> **Page extract**:
++++++

Alati's answer was 30 days...given the right incentive, of course. Within an hour they had $100,000 riding on it.

“The conditions are complete darkness, so no electronics, no light-emitting devices, no drugs of any kind,” says Young, who alongside Alati put $5,000 in escrow in case either one backed out. “He is allowed any type of food that he wants. He has a bed in there, he has a shower and a bathtub. He has pretty lavish toiletries like Epsom salts, sugar scrubs, that kind of stuff.”

Despite the exfoliating soaps, however, Young made sure the food deliveries were randomly staggered so that Alati would not be able to gauge how much time had passed based on routines. Three days? Maybe. 28 days? Also maybe. Put yourself in that pitch black room wondering if its Tuesday or Christmas for a moment and you'll quickly see why solitary confinement has become taboo even by penal system standards (and how crazy it is to willingly subject yourself to a month of it for an amount you can lose in a single hand.)

But from the sound of things, Alati didn't exactly think it through. “He spent, I believe, 10 minutes in a dark bathroom,” says Young of Alati's preparation. "He hadn’t gotten anyone to bring his food in, so I’ve had to do it. I think he’s done zero preparation.” And while basic human upkeep has never been the forte of poker players, betting certainly is, which makes it all the more surprising that Alati when into this flying (if you'll excuse the pun) completely blind.

++++++

> **Supplied records**:
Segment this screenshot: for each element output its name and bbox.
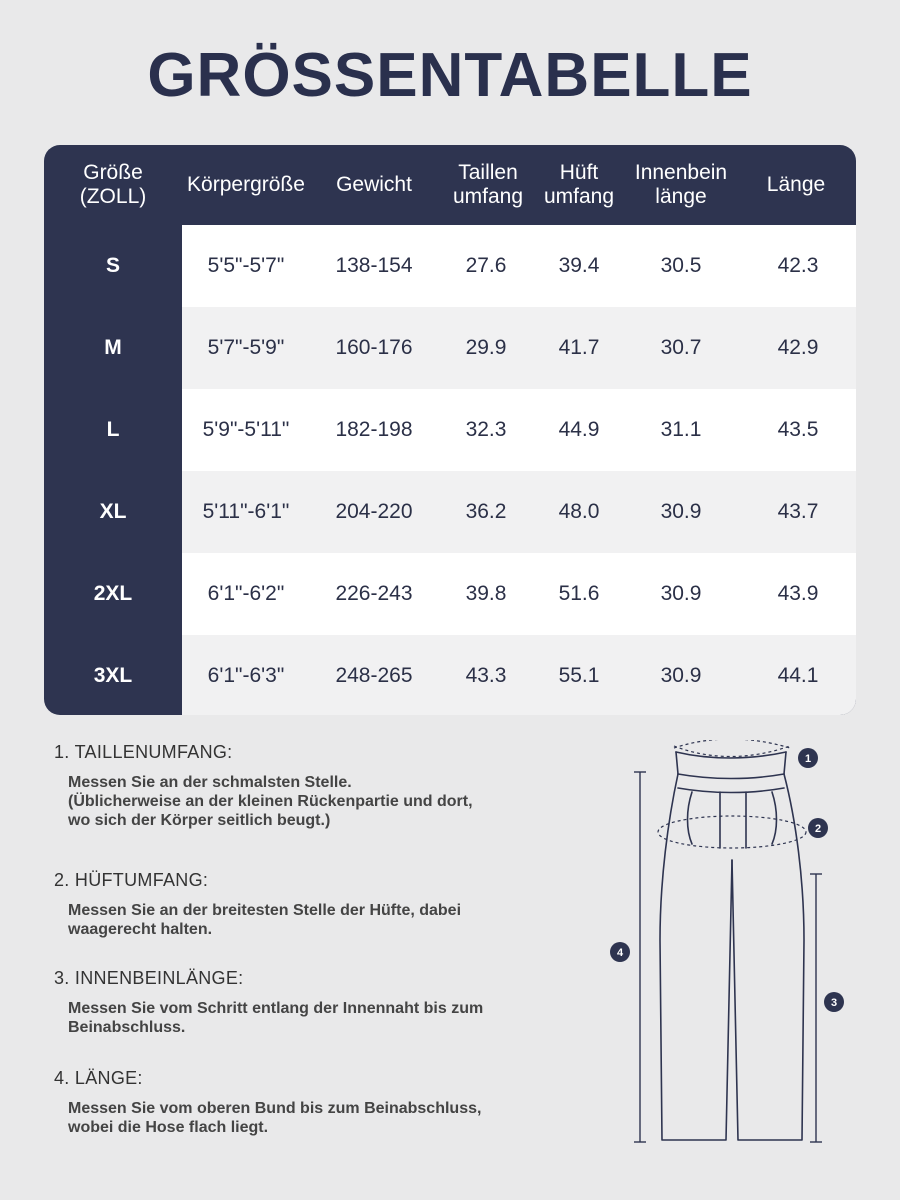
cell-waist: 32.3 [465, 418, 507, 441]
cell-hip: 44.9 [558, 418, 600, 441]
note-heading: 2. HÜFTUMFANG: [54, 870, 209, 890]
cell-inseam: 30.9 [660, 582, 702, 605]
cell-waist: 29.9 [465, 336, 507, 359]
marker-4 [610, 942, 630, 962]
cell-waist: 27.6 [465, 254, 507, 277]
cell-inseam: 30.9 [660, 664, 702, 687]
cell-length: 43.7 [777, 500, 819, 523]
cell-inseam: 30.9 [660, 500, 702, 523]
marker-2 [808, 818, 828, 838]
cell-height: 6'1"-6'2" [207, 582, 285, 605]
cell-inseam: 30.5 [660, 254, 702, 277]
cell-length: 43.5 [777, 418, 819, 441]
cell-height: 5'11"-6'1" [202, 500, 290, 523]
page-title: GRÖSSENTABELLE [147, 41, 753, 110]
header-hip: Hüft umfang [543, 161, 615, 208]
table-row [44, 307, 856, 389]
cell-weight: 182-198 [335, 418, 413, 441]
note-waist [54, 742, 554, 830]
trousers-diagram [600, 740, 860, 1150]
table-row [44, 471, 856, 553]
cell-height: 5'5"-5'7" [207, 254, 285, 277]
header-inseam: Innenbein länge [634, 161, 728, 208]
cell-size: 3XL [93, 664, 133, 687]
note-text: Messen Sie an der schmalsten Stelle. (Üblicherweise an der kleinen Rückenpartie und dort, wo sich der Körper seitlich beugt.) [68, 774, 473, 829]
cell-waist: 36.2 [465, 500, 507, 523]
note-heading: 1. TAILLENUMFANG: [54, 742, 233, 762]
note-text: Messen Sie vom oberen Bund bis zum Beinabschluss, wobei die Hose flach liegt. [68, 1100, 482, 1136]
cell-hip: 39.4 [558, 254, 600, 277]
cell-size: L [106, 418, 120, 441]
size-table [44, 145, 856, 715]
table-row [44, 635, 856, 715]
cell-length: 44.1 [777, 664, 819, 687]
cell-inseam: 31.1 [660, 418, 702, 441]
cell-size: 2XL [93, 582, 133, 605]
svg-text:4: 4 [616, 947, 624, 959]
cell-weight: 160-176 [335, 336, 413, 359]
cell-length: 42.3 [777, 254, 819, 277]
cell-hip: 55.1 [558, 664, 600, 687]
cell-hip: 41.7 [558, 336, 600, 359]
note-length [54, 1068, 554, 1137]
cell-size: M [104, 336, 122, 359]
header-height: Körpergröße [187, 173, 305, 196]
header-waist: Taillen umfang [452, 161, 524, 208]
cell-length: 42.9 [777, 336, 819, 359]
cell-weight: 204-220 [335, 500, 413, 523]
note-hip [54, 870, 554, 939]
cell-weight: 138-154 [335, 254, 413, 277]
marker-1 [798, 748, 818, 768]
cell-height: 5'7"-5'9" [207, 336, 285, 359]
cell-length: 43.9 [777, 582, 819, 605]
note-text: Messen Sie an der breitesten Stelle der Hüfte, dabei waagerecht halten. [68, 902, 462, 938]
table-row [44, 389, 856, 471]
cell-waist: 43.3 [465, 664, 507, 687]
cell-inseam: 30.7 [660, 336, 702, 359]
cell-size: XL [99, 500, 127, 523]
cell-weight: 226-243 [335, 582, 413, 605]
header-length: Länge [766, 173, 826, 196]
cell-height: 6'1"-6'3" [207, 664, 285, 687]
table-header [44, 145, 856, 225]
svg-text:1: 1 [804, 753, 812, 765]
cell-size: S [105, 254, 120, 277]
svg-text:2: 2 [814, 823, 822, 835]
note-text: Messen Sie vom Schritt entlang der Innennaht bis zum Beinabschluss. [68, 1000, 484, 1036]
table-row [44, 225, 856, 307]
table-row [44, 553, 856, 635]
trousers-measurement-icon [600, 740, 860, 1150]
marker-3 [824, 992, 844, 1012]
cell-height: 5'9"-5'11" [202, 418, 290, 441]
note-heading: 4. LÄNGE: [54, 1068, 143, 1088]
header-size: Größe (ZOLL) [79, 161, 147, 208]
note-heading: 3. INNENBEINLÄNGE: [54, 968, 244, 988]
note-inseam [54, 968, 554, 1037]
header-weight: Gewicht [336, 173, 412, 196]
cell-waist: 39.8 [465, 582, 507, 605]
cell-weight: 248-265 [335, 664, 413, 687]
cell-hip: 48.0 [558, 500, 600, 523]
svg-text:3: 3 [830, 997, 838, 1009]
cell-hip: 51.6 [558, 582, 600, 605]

++++++

> **Actions to take**:
1 – In the darkness-bet article:
(a) How many days did Alati say he could last?
(b) How much money was riding on the bet within an hour?
(c) Why did Young randomly stagger the food deliveries?
2 – Print the part of the darkness-bet article that opens with the words containing "But from the" and closes with "pun) completely blind.".

> **Answers to the exercise**:
1 –
(a) 30 days.
(b) $100,000.
(c) So that Alati would not be able to gauge how much time had passed based on routines.

2 –
But from the sound of things, Alati didn't exactly think it through. “He spent, I believe, 10 minutes in a dark bathroom,” says Young of Alati's preparation. "He hadn’t gotten anyone to bring his food in, so I’ve had to do it. I think he’s done zero preparation.” And while basic human upkeep has never been the forte of poker players, betting certainly is, which makes it all the more surprising that Alati when into this flying (if you'll excuse the pun) completely blind.